* [Source data]
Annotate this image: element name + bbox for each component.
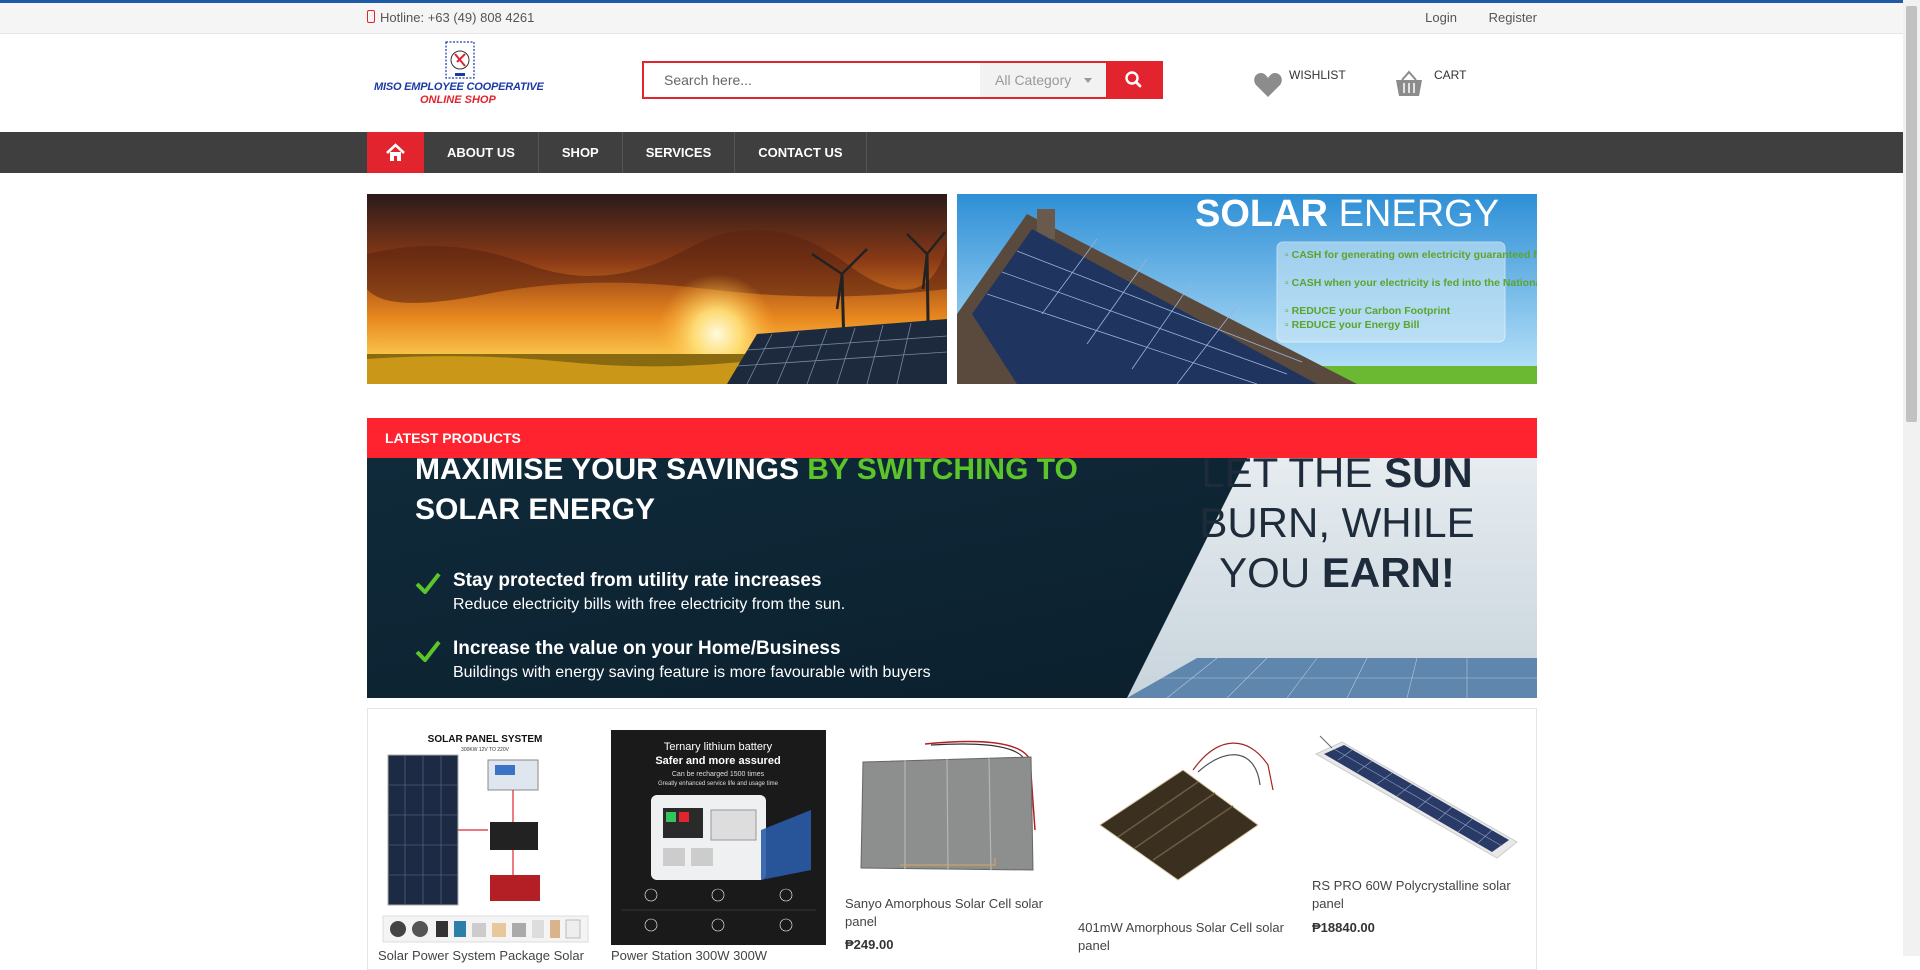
amorphous-solar-cell-image [1078,730,1293,900]
register-link[interactable]: Register [1489,10,1537,25]
hotline-text: Hotline: +63 (49) 808 4261 [380,10,535,25]
site-logo[interactable]: MISO EMPLOYEE COOPERATIVE ONLINE SHOP [370,40,550,112]
product-name[interactable]: Sanyo Amorphous Solar Cell solar panel [845,895,1055,931]
solar-title-2: ENERGY [1339,194,1499,235]
product-name[interactable]: 401mW Amorphous Solar Cell solar panel [1078,919,1288,955]
home-icon [386,143,405,161]
solar-bullet-2: ▫ CASH when your electricity is fed into… [1285,277,1537,289]
login-link[interactable]: Login [1425,10,1457,25]
solar-bullet-4: ▫ REDUCE your Energy Bill [1285,319,1419,331]
product-name[interactable]: RS PRO 60W Polycrystalline solar panel [1312,877,1522,913]
promo-item-2-title: Increase the value on your Home/Business [453,638,841,659]
page-scrollbar[interactable] [1903,0,1920,956]
product-name[interactable]: Power Station 300W 300W [611,947,821,965]
top-bar: Hotline: +63 (49) 808 4261 Login Registe… [0,3,1903,34]
promo-item-1-title: Stay protected from utility rate increas… [453,570,822,591]
logo-line-1: MISO EMPLOYEE COOPERATIVE [374,81,544,93]
main-nav: ABOUT US SHOP SERVICES CONTACT US [0,132,1903,173]
promo-headline: MAXIMISE YOUR SAVINGS BY SWITCHING TO SO… [415,458,1078,526]
basket-icon [1396,70,1422,96]
search-button[interactable] [1106,63,1161,97]
nav-contact-us[interactable]: CONTACT US [735,132,867,173]
promo-item-1-desc: Reduce electricity bills with free elect… [453,596,846,613]
latest-products-title: LATEST PRODUCTS [385,430,521,446]
solar-energy-heading: SOLAR ENERGY [1195,194,1499,235]
cart-label: CART [1434,68,1467,82]
scrollbar-thumb[interactable] [1906,6,1917,422]
nav-shop[interactable]: SHOP [539,132,623,173]
nav-about-us[interactable]: ABOUT US [424,132,539,173]
img-title: SOLAR PANEL SYSTEM [428,734,543,745]
search-input[interactable] [644,63,980,97]
search-icon [1125,71,1142,88]
sanyo-solar-cell-image [845,730,1060,880]
product-price: ₱18840.00 [1312,920,1375,935]
promo-banner[interactable]: MAXIMISE YOUR SAVINGS BY SWITCHING TO SO… [367,458,1537,698]
caret-down-icon [1084,78,1092,83]
account-links: Login Register [1397,10,1537,25]
banner-solar-energy[interactable]: SOLAR ENERGY ▫ CASH for generating own e… [957,194,1537,384]
solar-bullet-3: ▫ REDUCE your Carbon Footprint [1285,305,1451,317]
product-image[interactable] [1078,730,1293,945]
nav-services[interactable]: SERVICES [623,132,736,173]
solar-title-1: SOLAR [1195,194,1328,235]
img-sub: Safer and more assured [655,755,780,767]
heart-icon [1254,73,1282,97]
product-price: ₱249.00 [845,937,894,952]
img-line-2: Greatly enhanced service life and usage … [658,781,779,787]
logo-line-2: ONLINE SHOP [420,94,496,106]
solar-panel-system-image: SOLAR PANEL SYSTEM 300KW 12V TO 220V [378,730,593,945]
polycrystalline-solar-panel-image [1312,730,1527,880]
category-select-value: All Category [995,72,1072,88]
check-icon [415,572,441,594]
img-title: Ternary lithium battery [664,741,773,753]
promo-sun-slogan: LET THE SUN BURN, WHILE YOU EARN! [1199,458,1475,596]
product-grid: SOLAR PANEL SYSTEM 300KW 12V TO 220V Sol… [367,708,1537,970]
product-image[interactable]: SOLAR PANEL SYSTEM 300KW 12V TO 220V [378,730,593,945]
nav-home-button[interactable] [367,132,424,173]
wishlist-label: WISHLIST [1289,68,1346,82]
check-icon [415,640,441,662]
solar-bullet-1: ▫ CASH for generating own electricity gu… [1285,249,1537,261]
solar-roof-image: SOLAR ENERGY ▫ CASH for generating own e… [957,194,1537,384]
product-image[interactable]: Ternary lithium battery Safer and more a… [611,730,826,945]
img-sub: 300KW 12V TO 220V [461,747,510,753]
promo-item-2-desc: Buildings with energy saving feature is … [453,664,931,681]
latest-products-header: LATEST PRODUCTS [367,418,1537,458]
search-bar: All Category [642,61,1163,99]
hotline: Hotline: +63 (49) 808 4261 [367,10,534,25]
power-station-image: Ternary lithium battery Safer and more a… [611,730,826,945]
sunset-wind-turbine-image [367,194,947,384]
img-line-1: Can be recharged 1500 times [672,771,765,778]
category-select[interactable]: All Category [980,63,1106,97]
banner-sunset-wind[interactable] [367,194,947,384]
phone-icon [367,10,375,23]
product-name[interactable]: Solar Power System Package Solar [378,947,588,965]
coop-emblem-icon [445,41,475,79]
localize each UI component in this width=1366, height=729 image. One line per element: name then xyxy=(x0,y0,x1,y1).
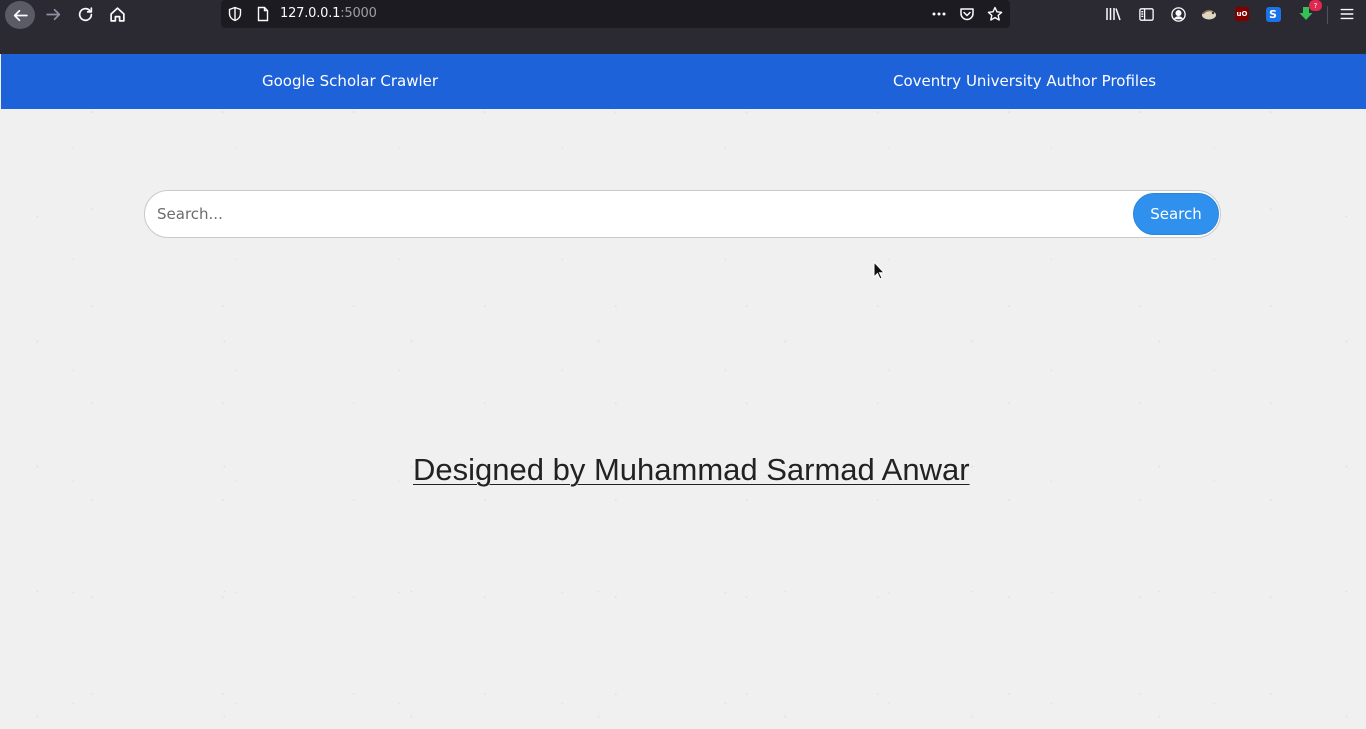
page-icon[interactable] xyxy=(255,6,271,22)
toolbar-divider xyxy=(1327,6,1328,24)
goose-icon[interactable] xyxy=(1200,5,1218,23)
home-button[interactable] xyxy=(103,1,131,27)
account-icon[interactable] xyxy=(1169,5,1187,23)
top-navbar: Google Scholar Crawler Coventry Universi… xyxy=(1,54,1366,109)
search-bar: Search xyxy=(144,190,1221,238)
library-icon[interactable] xyxy=(1104,5,1122,23)
reload-button[interactable] xyxy=(71,1,99,27)
nav-link-google-scholar-crawler[interactable]: Google Scholar Crawler xyxy=(262,72,438,90)
star-icon[interactable] xyxy=(987,6,1003,22)
nav-link-coventry-author-profiles[interactable]: Coventry University Author Profiles xyxy=(893,72,1156,90)
s-extension-icon[interactable]: S xyxy=(1264,5,1282,23)
back-icon xyxy=(13,9,28,21)
download-badge: ? xyxy=(1309,0,1322,11)
reload-icon xyxy=(78,6,92,21)
menu-icon[interactable] xyxy=(1338,5,1356,23)
more-icon[interactable] xyxy=(931,6,947,22)
forward-icon xyxy=(45,8,60,20)
designer-credit-link[interactable]: Designed by Muhammad Sarmad Anwar xyxy=(413,452,970,488)
sidebar-icon[interactable] xyxy=(1137,5,1155,23)
home-icon xyxy=(109,6,125,22)
page-content: Google Scholar Crawler Coventry Universi… xyxy=(0,54,1366,729)
back-button[interactable] xyxy=(5,1,35,29)
shield-icon[interactable] xyxy=(227,6,243,22)
url-bar[interactable]: 127.0.0.1:5000 xyxy=(221,0,1010,28)
browser-toolbar: 127.0.0.1:5000 uO S ? xyxy=(0,0,1366,54)
search-button[interactable]: Search xyxy=(1133,193,1219,235)
url-text[interactable]: 127.0.0.1:5000 xyxy=(280,6,377,21)
ublock-icon[interactable]: uO xyxy=(1233,5,1251,23)
search-input[interactable] xyxy=(157,201,1117,227)
forward-button[interactable] xyxy=(39,1,67,27)
mouse-cursor-icon xyxy=(873,261,885,280)
pocket-icon[interactable] xyxy=(959,6,975,22)
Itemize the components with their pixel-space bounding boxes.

* [Requirement] Format the rows above as a JSON list of strings, one string per line and no blank lines, leaving the pictures out.

* [Full response]
[
  "Annotate this image: element name + bbox for each component.",
  "amorphous-solar-cell-image [1078,730,1293,900]",
  "register-link[interactable]: Register [1489,10,1537,25]",
  "hotline-text: Hotline: +63 (49) 808 4261 [380,10,535,25]",
  "site-logo[interactable]: MISO EMPLOYEE COOPERATIVE ONLINE SHOP [370,40,550,112]",
  "product-name[interactable]: Sanyo Amorphous Solar Cell solar panel [845,895,1055,931]",
  "solar-title-2: ENERGY [1339,194,1499,235]",
  "product-name[interactable]: 401mW Amorphous Solar Cell solar panel [1078,919,1288,955]",
  "home-icon [386,143,405,161]",
  "solar-bullet-2: ▫ CASH when your electricity is fed into… [1285,277,1537,289]",
  "login-link[interactable]: Login [1425,10,1457,25]",
  "solar-bullet-4: ▫ REDUCE your Energy Bill [1285,319,1419,331]",
  "product-name[interactable]: RS PRO 60W Polycrystalline solar panel [1312,877,1522,913]",
  "promo-item-2-title: Increase the value on your Home/Business [453,638,841,659]",
  "page-scrollbar[interactable] [1903,0,1920,956]",
  "product-name[interactable]: Power Station 300W 300W [611,947,821,965]",
  "top-bar: Hotline: +63 (49) 808 4261 Login Registe… [0,3,1903,34]",
  "promo-item-1-title: Stay protected from utility rate increas… [453,570,822,591]",
  "logo-line-1: MISO EMPLOYEE COOPERATIVE [374,81,544,93]",
  "main-nav: ABOUT US SHOP SERVICES CONTACT US [0,132,1903,173]",
  "promo-headline: MAXIMISE YOUR SAVINGS BY SWITCHING TO SO… [415,458,1078,526]",
  "basket-icon [1396,70,1422,96]",
  "search-button[interactable] [1106,63,1161,97]",
  "nav-contact-us[interactable]: CONTACT US [735,132,867,173]",
  "promo-item-1-desc: Reduce electricity bills with free elect… [453,596,846,613]",
  "latest-products-title: LATEST PRODUCTS [385,430,521,446]",
  "solar-energy-heading: SOLAR ENERGY [1195,194,1499,235]",
  "cart-label: CART [1434,68,1467,82]",
  "scrollbar-thumb[interactable] [1906,6,1917,422]",
  "nav-shop[interactable]: SHOP [539,132,623,173]",
  "nav-about-us[interactable]: ABOUT US [424,132,539,173]",
  "img-title: SOLAR PANEL SYSTEM [428,734,543,745]",
  "search-input[interactable] [644,63,980,97]",
  "search-icon [1125,71,1142,88]",
  "sanyo-solar-cell-image [845,730,1060,880]",
  "product-price: ₱18840.00 [1312,920,1375,935]",
  "promo-banner[interactable]: MAXIMISE YOUR SAVINGS BY SWITCHING TO SO… [367,458,1537,698]",
  "caret-down-icon [1084,78,1092,83]",
  "account-links: Login Register [1397,10,1537,25]",
  "banner-solar-energy[interactable]: SOLAR ENERGY ▫ CASH for generating own e… [957,194,1537,384]",
  "solar-bullet-3: ▫ REDUCE your Carbon Footprint [1285,305,1451,317]",
  "product-image[interactable] [1078,730,1293,945]",
  "nav-services[interactable]: SERVICES [623,132,736,173]",
  "solar-title-1: SOLAR [1195,194,1328,235]",
  "img-sub: Safer and more assured [655,755,780,767]",
  "heart-icon [1254,73,1282,97]",
  "product-price: ₱249.00 [845,937,894,952]",
  "img-line-2: Greatly enhanced service life and usage … [658,781,779,787]",
  "logo-line-2: ONLINE SHOP [420,94,496,106]",
  "solar-panel-system-image: SOLAR PANEL SYSTEM 300KW 12V TO 220V [378,730,593,945]",
  "polycrystalline-solar-panel-image [1312,730,1527,880]",
  "category-select-value: All Category [995,72,1072,88]",
  "check-icon [415,572,441,594]",
  "img-title: Ternary lithium battery [664,741,773,753]",
  "promo-sun-slogan: LET THE SUN BURN, WHILE YOU EARN! [1199,458,1475,596]",
  "product-grid: SOLAR PANEL SYSTEM 300KW 12V TO 220V Sol… [367,708,1537,970]",
  "product-image[interactable]: SOLAR PANEL SYSTEM 300KW 12V TO 220V [378,730,593,945]",
  "nav-home-button[interactable] [367,132,424,173]",
  "wishlist-label: WISHLIST [1289,68,1346,82]",
  "check-icon [415,640,441,662]",
  "solar-bullet-1: ▫ CASH for generating own electricity gu… [1285,249,1537,261]",
  "solar-roof-image: SOLAR ENERGY ▫ CASH for generating own e… [957,194,1537,384]",
  "product-image[interactable]: Ternary lithium battery Safer and more a… [611,730,826,945]",
  "img-sub: 300KW 12V TO 220V [461,747,510,753]",
  "promo-item-2-desc: Buildings with energy saving feature is … [453,664,931,681]",
  "latest-products-header: LATEST PRODUCTS [367,418,1537,458]",
  "search-bar: All Category [642,61,1163,99]",
  "hotline: Hotline: +63 (49) 808 4261 [367,10,534,25]",
  "power-station-image: Ternary lithium battery Safer and more a… [611,730,826,945]",
  "sunset-wind-turbine-image [367,194,947,384]",
  "img-line-1: Can be recharged 1500 times [672,771,765,778]",
  "category-select[interactable]: All Category [980,63,1106,97]",
  "banner-sunset-wind[interactable] [367,194,947,384]",
  "phone-icon [367,10,375,23]",
  "product-name[interactable]: Solar Power System Package Solar [378,947,588,965]",
  "coop-emblem-icon [445,41,475,79]",
  "localize each UI component in this width=1366, height=729 image. One line per element: name then xyxy=(x0,y0,x1,y1).",
  "page-icon[interactable] xyxy=(255,6,271,22)",
  "toolbar-divider xyxy=(1327,6,1328,24)",
  "goose-icon[interactable] xyxy=(1200,5,1218,23)",
  "home-button[interactable] xyxy=(103,1,131,27)",
  "account-icon[interactable] xyxy=(1169,5,1187,23)",
  "top-navbar: Google Scholar Crawler Coventry Universi… xyxy=(1,54,1366,109)",
  "search-bar: Search xyxy=(144,190,1221,238)",
  "library-icon[interactable] xyxy=(1104,5,1122,23)",
  "reload-button[interactable] xyxy=(71,1,99,27)",
  "nav-link-google-scholar-crawler[interactable]: Google Scholar Crawler xyxy=(262,72,438,90)",
  "star-icon[interactable] xyxy=(987,6,1003,22)",
  "nav-link-coventry-author-profiles[interactable]: Coventry University Author Profiles xyxy=(893,72,1156,90)",
  "s-extension-icon[interactable]: S xyxy=(1264,5,1282,23)",
  "back-icon xyxy=(13,9,28,21)",
  "download-badge: ? xyxy=(1309,0,1322,11)",
  "reload-icon xyxy=(78,6,92,21)",
  "menu-icon[interactable] xyxy=(1338,5,1356,23)",
  "more-icon[interactable] xyxy=(931,6,947,22)",
  "forward-icon xyxy=(45,8,60,20)",
  "designer-credit-link[interactable]: Designed by Muhammad Sarmad Anwar xyxy=(413,452,970,488)",
  "sidebar-icon[interactable] xyxy=(1137,5,1155,23)",
  "home-icon xyxy=(109,6,125,22)",
  "page-content: Google Scholar Crawler Coventry Universi… xyxy=(0,54,1366,729)",
  "back-button[interactable] xyxy=(5,1,35,29)",
  "shield-icon[interactable] xyxy=(227,6,243,22)",
  "url-bar[interactable]: 127.0.0.1:5000 xyxy=(221,0,1010,28)",
  "browser-toolbar: 127.0.0.1:5000 uO S ? xyxy=(0,0,1366,54)",
  "search-button[interactable]: Search xyxy=(1133,193,1219,235)",
  "url-text[interactable]: 127.0.0.1:5000 xyxy=(280,6,377,21)",
  "ublock-icon[interactable]: uO xyxy=(1233,5,1251,23)",
  "search-input[interactable] xyxy=(157,201,1117,227)",
  "forward-button[interactable] xyxy=(39,1,67,27)",
  "mouse-cursor-icon xyxy=(873,261,885,280)",
  "pocket-icon[interactable] xyxy=(959,6,975,22)",
  "Itemize the components with their pixel-space bounding boxes."
]